- _Page extract_
↓

The main question is what behavior is being introduced. I haven't researched deeply, but apparently the add-on does nothing until the user opts-in on studies.
The main question is what behavior is being introduced. I haven't researched deeply, but apparently the add-on does nothing until the user opts-in on studies.
Sorry, but I'm uninstalling firefox. They have broken the basic trust I have in them as a user to not push arbitrary code to my machine against my interests.
Well maybe Safari, not because Apple wouldn't, but because they just don't care enough about ad revenue.
Chrome: They leech everything they can get away with, granted it goes only to Google, but you know it's just to feed their never-ending ad-revenue goal.
MS: They bypassed IE only ads, and went on to build ads into the entire OS.
That said, I still use FF, but I do make sure I keep all the opt-in telemetry and stuff off, since it was one of these settings that "let them" get away with installing the add-on without consent.
Granted the add-on by default didn't do anything unless you enabled it, but still.....
So the only way this code would end up on my machine is one of two ways:
1. The Debian Firefox package is pulling code from Mozilla without the maintainer's review (which is definitely possible, given how complex Firefox is and how there's approximately one person packaging updates including timely security updates), which would of itself be seen as a serious problem
2. The Debian maintainer specifically picked up this code as part of the tarball from Mozilla, and shipped it without noticing (also definitely possible!) or decided it was worth including
For what it's worth, I do not have this plugin in about:addons, and Debian unstable hasn't picked up a Firefox update since December 1, so as far as I can tell the system is working properly.

↑

- _Provided material_

↓

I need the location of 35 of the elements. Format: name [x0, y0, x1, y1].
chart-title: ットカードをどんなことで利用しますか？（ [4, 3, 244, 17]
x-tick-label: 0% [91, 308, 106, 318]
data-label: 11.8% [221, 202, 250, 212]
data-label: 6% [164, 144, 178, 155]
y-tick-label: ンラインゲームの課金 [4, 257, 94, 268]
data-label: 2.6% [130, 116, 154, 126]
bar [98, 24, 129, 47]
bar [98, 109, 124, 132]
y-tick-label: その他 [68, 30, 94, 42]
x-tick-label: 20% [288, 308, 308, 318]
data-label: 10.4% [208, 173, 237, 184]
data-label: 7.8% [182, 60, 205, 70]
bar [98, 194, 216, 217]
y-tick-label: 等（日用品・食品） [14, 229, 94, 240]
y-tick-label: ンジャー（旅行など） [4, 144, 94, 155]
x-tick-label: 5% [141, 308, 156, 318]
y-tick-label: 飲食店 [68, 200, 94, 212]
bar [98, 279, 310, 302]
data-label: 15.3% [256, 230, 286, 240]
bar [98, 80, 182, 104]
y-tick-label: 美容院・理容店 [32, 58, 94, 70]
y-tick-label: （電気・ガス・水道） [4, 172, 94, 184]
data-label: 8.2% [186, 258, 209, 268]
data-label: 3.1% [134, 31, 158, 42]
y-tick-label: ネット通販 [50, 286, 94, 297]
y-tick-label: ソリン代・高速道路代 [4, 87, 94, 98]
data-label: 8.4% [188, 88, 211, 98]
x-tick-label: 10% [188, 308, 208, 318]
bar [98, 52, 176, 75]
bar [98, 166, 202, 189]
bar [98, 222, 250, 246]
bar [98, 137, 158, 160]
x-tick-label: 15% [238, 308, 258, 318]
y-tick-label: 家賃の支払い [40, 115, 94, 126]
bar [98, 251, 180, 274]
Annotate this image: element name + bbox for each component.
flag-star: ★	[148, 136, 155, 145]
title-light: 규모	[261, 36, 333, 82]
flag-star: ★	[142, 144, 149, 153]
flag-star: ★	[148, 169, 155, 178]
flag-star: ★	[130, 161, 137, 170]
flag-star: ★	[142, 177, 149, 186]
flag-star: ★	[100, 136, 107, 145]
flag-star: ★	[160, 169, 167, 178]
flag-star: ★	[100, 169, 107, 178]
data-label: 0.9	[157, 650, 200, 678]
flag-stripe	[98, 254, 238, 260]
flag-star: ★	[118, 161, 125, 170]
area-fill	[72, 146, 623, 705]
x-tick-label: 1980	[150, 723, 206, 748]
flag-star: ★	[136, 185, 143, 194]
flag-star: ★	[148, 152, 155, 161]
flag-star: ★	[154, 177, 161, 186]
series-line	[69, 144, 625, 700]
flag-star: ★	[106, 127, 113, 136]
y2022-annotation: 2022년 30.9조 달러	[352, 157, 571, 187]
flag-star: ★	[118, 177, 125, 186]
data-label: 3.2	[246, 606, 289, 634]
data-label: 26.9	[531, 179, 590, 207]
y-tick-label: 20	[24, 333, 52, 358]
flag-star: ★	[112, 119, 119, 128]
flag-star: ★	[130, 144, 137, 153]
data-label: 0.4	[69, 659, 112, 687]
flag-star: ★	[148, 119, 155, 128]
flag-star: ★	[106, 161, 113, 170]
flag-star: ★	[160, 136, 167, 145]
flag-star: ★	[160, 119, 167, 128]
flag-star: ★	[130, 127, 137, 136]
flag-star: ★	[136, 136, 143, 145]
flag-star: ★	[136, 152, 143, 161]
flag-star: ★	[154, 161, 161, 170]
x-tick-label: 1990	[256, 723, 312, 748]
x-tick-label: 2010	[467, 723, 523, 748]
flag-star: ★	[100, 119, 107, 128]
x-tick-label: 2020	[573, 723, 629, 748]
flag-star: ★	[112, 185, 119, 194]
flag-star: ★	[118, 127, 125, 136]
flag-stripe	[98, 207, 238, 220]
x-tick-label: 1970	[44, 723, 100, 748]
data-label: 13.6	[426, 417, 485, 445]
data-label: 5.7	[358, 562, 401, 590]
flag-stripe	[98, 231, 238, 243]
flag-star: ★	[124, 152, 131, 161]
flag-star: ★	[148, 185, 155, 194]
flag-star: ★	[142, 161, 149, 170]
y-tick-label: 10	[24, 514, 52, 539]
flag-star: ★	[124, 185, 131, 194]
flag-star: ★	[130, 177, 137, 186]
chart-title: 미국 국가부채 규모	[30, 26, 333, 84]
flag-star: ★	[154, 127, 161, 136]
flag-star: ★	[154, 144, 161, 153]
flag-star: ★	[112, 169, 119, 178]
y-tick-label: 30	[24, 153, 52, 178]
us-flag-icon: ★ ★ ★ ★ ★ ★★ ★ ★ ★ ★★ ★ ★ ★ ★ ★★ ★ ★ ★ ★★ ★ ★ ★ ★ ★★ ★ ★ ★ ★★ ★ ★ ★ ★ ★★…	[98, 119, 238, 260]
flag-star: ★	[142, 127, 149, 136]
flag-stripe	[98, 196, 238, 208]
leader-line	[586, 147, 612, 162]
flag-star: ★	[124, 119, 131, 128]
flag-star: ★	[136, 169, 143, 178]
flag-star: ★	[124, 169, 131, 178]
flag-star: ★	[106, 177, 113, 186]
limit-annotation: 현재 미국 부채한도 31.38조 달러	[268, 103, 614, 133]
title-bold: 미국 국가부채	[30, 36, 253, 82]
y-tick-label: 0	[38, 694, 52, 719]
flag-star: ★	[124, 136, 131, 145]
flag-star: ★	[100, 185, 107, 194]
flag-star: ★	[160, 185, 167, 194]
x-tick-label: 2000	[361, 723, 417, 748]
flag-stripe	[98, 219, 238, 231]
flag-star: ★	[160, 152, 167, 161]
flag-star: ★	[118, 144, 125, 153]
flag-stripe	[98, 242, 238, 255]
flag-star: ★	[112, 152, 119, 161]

↑

- _Problem set_
A – Which web browsers are named in the forum comments? List each one once.
B – Rewrite the forum comments starting at "Chrome: They leech" and ending at "the entire OS.", replacing "leech" with "harvest".
The material has nothing to do with the forum comments.

- _Task answers_
A – Firefox, Safari, Chrome, IE

B –
Chrome: They harvest everything they can get away with, granted it goes only to Google, but you know it's just to feed their never-ending ad-revenue goal.
MS: They bypassed IE only ads, and went on to build ads into the entire OS.